- [Task objective]
Output all the material that follows, exactly as given.

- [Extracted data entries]
++++++

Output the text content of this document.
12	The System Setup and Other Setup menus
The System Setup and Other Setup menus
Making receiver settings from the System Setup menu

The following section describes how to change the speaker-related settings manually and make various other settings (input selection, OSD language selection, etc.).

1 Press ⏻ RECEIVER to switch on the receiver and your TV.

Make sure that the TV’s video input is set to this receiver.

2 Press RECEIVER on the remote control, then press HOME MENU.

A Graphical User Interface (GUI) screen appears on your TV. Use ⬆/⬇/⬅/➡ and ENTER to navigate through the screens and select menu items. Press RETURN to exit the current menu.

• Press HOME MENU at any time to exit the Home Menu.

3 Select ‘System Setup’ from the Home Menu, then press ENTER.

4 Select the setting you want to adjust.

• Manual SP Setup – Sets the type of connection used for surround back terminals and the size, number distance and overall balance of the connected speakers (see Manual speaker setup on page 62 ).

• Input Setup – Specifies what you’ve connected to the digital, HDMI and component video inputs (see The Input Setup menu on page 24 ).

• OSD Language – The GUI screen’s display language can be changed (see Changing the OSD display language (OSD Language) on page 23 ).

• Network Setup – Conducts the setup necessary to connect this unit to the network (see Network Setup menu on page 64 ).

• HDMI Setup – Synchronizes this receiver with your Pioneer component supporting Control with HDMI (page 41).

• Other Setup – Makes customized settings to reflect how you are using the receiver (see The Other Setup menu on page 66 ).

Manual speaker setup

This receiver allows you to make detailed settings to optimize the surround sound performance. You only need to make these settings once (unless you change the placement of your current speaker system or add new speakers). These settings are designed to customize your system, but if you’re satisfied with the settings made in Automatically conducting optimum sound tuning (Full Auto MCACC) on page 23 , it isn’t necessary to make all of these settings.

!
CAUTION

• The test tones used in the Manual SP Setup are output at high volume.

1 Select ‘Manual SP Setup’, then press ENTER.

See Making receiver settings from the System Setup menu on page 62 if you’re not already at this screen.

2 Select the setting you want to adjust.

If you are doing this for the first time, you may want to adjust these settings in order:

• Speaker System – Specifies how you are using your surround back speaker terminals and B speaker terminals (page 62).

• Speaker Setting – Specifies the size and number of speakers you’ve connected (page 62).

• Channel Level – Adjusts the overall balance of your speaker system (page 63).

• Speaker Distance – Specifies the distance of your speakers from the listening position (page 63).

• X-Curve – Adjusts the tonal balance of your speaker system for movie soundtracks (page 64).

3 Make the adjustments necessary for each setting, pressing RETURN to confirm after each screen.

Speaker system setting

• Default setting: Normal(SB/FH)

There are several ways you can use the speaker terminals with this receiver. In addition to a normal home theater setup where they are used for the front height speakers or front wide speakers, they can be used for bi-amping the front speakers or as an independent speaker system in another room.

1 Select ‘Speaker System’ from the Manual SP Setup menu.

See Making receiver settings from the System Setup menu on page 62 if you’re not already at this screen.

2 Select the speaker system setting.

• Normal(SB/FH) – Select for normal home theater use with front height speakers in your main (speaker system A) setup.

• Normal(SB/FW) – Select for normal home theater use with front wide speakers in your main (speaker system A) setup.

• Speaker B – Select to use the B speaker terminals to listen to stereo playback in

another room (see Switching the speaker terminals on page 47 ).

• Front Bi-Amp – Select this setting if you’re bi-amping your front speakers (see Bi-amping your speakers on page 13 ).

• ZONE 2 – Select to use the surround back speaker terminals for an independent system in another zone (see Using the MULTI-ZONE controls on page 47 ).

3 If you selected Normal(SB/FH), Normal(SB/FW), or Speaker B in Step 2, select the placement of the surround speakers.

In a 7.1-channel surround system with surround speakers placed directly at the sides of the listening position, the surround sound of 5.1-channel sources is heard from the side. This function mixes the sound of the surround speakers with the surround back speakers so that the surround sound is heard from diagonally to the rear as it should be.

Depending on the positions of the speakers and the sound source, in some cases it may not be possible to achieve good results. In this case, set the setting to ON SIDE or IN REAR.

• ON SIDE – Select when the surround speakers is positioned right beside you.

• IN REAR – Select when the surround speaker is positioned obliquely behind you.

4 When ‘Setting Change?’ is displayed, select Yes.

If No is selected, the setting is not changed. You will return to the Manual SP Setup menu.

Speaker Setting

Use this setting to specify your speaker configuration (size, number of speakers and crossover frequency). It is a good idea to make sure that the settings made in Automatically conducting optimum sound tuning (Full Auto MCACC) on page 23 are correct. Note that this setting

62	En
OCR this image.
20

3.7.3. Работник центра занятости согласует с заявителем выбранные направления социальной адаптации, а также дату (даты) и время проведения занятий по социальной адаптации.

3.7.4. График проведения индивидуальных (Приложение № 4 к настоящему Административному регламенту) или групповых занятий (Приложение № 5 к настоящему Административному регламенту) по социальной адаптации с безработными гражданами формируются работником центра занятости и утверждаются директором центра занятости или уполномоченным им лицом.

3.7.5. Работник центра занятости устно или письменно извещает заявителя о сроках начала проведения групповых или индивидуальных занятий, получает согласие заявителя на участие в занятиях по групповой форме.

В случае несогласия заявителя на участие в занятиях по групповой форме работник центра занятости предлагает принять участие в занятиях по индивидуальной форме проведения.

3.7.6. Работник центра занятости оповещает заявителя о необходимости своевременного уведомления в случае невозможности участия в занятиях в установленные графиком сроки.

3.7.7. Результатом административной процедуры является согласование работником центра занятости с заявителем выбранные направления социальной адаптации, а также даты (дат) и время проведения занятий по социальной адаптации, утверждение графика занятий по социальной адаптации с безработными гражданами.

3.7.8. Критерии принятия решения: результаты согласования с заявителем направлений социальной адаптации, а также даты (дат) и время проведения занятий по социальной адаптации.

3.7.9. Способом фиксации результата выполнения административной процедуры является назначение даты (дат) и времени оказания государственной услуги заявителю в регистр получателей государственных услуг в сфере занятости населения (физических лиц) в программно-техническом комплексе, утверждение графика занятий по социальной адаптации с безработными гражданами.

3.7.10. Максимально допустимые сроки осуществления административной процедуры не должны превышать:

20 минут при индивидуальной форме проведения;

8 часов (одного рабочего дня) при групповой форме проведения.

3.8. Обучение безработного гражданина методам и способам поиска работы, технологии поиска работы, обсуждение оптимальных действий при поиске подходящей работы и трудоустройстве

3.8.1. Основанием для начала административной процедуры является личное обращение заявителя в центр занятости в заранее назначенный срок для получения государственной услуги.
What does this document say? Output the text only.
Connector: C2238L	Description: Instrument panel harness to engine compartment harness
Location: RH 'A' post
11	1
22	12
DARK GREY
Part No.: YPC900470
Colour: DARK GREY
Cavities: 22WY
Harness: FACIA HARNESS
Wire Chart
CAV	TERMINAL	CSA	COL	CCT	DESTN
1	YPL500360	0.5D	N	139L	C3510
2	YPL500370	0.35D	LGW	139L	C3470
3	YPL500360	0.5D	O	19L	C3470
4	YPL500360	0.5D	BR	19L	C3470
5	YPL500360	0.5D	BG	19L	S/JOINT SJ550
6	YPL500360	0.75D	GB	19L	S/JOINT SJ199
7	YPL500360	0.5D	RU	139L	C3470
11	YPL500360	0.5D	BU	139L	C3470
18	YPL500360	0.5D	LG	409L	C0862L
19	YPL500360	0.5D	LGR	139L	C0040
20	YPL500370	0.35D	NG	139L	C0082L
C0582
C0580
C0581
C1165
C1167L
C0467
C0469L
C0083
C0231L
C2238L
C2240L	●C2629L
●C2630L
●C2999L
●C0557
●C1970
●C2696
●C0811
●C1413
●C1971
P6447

++++++

- [The reply]
Output the text content of this document.
12	The System Setup and Other Setup menus
The System Setup and Other Setup menus
Making receiver settings from the System Setup menu

The following section describes how to change the speaker-related settings manually and make various other settings (input selection, OSD language selection, etc.).

1 Press ⏻ RECEIVER to switch on the receiver and your TV.

Make sure that the TV’s video input is set to this receiver.

2 Press RECEIVER on the remote control, then press HOME MENU.

A Graphical User Interface (GUI) screen appears on your TV. Use ⬆/⬇/⬅/➡ and ENTER to navigate through the screens and select menu items. Press RETURN to exit the current menu.

• Press HOME MENU at any time to exit the Home Menu.

3 Select ‘System Setup’ from the Home Menu, then press ENTER.

4 Select the setting you want to adjust.

• Manual SP Setup – Sets the type of connection used for surround back terminals and the size, number distance and overall balance of the connected speakers (see Manual speaker setup on page 62 ).

• Input Setup – Specifies what you’ve connected to the digital, HDMI and component video inputs (see The Input Setup menu on page 24 ).

• OSD Language – The GUI screen’s display language can be changed (see Changing the OSD display language (OSD Language) on page 23 ).

• Network Setup – Conducts the setup necessary to connect this unit to the network (see Network Setup menu on page 64 ).

• HDMI Setup – Synchronizes this receiver with your Pioneer component supporting Control with HDMI (page 41).

• Other Setup – Makes customized settings to reflect how you are using the receiver (see The Other Setup menu on page 66 ).

Manual speaker setup

This receiver allows you to make detailed settings to optimize the surround sound performance. You only need to make these settings once (unless you change the placement of your current speaker system or add new speakers). These settings are designed to customize your system, but if you’re satisfied with the settings made in Automatically conducting optimum sound tuning (Full Auto MCACC) on page 23 , it isn’t necessary to make all of these settings.

!
CAUTION

• The test tones used in the Manual SP Setup are output at high volume.

1 Select ‘Manual SP Setup’, then press ENTER.

See Making receiver settings from the System Setup menu on page 62 if you’re not already at this screen.

2 Select the setting you want to adjust.

If you are doing this for the first time, you may want to adjust these settings in order:

• Speaker System – Specifies how you are using your surround back speaker terminals and B speaker terminals (page 62).

• Speaker Setting – Specifies the size and number of speakers you’ve connected (page 62).

• Channel Level – Adjusts the overall balance of your speaker system (page 63).

• Speaker Distance – Specifies the distance of your speakers from the listening position (page 63).

• X-Curve – Adjusts the tonal balance of your speaker system for movie soundtracks (page 64).

3 Make the adjustments necessary for each setting, pressing RETURN to confirm after each screen.

Speaker system setting

• Default setting: Normal(SB/FH)

There are several ways you can use the speaker terminals with this receiver. In addition to a normal home theater setup where they are used for the front height speakers or front wide speakers, they can be used for bi-amping the front speakers or as an independent speaker system in another room.

1 Select ‘Speaker System’ from the Manual SP Setup menu.

See Making receiver settings from the System Setup menu on page 62 if you’re not already at this screen.

2 Select the speaker system setting.

• Normal(SB/FH) – Select for normal home theater use with front height speakers in your main (speaker system A) setup.

• Normal(SB/FW) – Select for normal home theater use with front wide speakers in your main (speaker system A) setup.

• Speaker B – Select to use the B speaker terminals to listen to stereo playback in

another room (see Switching the speaker terminals on page 47 ).

• Front Bi-Amp – Select this setting if you’re bi-amping your front speakers (see Bi-amping your speakers on page 13 ).

• ZONE 2 – Select to use the surround back speaker terminals for an independent system in another zone (see Using the MULTI-ZONE controls on page 47 ).

3 If you selected Normal(SB/FH), Normal(SB/FW), or Speaker B in Step 2, select the placement of the surround speakers.

In a 7.1-channel surround system with surround speakers placed directly at the sides of the listening position, the surround sound of 5.1-channel sources is heard from the side. This function mixes the sound of the surround speakers with the surround back speakers so that the surround sound is heard from diagonally to the rear as it should be.

Depending on the positions of the speakers and the sound source, in some cases it may not be possible to achieve good results. In this case, set the setting to ON SIDE or IN REAR.

• ON SIDE – Select when the surround speakers is positioned right beside you.

• IN REAR – Select when the surround speaker is positioned obliquely behind you.

4 When ‘Setting Change?’ is displayed, select Yes.

If No is selected, the setting is not changed. You will return to the Manual SP Setup menu.

Speaker Setting

Use this setting to specify your speaker configuration (size, number of speakers and crossover frequency). It is a good idea to make sure that the settings made in Automatically conducting optimum sound tuning (Full Auto MCACC) on page 23 are correct. Note that this setting

62	En
OCR this image.
20

3.7.3. Работник центра занятости согласует с заявителем выбранные направления социальной адаптации, а также дату (даты) и время проведения занятий по социальной адаптации.

3.7.4. График проведения индивидуальных (Приложение № 4 к настоящему Административному регламенту) или групповых занятий (Приложение № 5 к настоящему Административному регламенту) по социальной адаптации с безработными гражданами формируются работником центра занятости и утверждаются директором центра занятости или уполномоченным им лицом.

3.7.5. Работник центра занятости устно или письменно извещает заявителя о сроках начала проведения групповых или индивидуальных занятий, получает согласие заявителя на участие в занятиях по групповой форме.

В случае несогласия заявителя на участие в занятиях по групповой форме работник центра занятости предлагает принять участие в занятиях по индивидуальной форме проведения.

3.7.6. Работник центра занятости оповещает заявителя о необходимости своевременного уведомления в случае невозможности участия в занятиях в установленные графиком сроки.

3.7.7. Результатом административной процедуры является согласование работником центра занятости с заявителем выбранные направления социальной адаптации, а также даты (дат) и время проведения занятий по социальной адаптации, утверждение графика занятий по социальной адаптации с безработными гражданами.

3.7.8. Критерии принятия решения: результаты согласования с заявителем направлений социальной адаптации, а также даты (дат) и время проведения занятий по социальной адаптации.

3.7.9. Способом фиксации результата выполнения административной процедуры является назначение даты (дат) и времени оказания государственной услуги заявителю в регистр получателей государственных услуг в сфере занятости населения (физических лиц) в программно-техническом комплексе, утверждение графика занятий по социальной адаптации с безработными гражданами.

3.7.10. Максимально допустимые сроки осуществления административной процедуры не должны превышать:

20 минут при индивидуальной форме проведения;

8 часов (одного рабочего дня) при групповой форме проведения.

3.8. Обучение безработного гражданина методам и способам поиска работы, технологии поиска работы, обсуждение оптимальных действий при поиске подходящей работы и трудоустройстве

3.8.1. Основанием для начала административной процедуры является личное обращение заявителя в центр занятости в заранее назначенный срок для получения государственной услуги.
What does this document say? Output the text only.
Connector: C2238L	Description: Instrument panel harness to engine compartment harness
Location: RH 'A' post
11	1
22	12
DARK GREY
Part No.: YPC900470
Colour: DARK GREY
Cavities: 22WY
Harness: FACIA HARNESS
Wire Chart
CAV	TERMINAL	CSA	COL	CCT	DESTN
1	YPL500360	0.5D	N	139L	C3510
2	YPL500370	0.35D	LGW	139L	C3470
3	YPL500360	0.5D	O	19L	C3470
4	YPL500360	0.5D	BR	19L	C3470
5	YPL500360	0.5D	BG	19L	S/JOINT SJ550
6	YPL500360	0.75D	GB	19L	S/JOINT SJ199
7	YPL500360	0.5D	RU	139L	C3470
11	YPL500360	0.5D	BU	139L	C3470
18	YPL500360	0.5D	LG	409L	C0862L
19	YPL500360	0.5D	LGR	139L	C0040
20	YPL500370	0.35D	NG	139L	C0082L
C0582
C0580
C0581
C1165
C1167L
C0467
C0469L
C0083
C0231L
C2238L
C2240L	●C2629L
●C2630L
●C2999L
●C0557
●C1970
●C2696
●C0811
●C1413
●C1971
P6447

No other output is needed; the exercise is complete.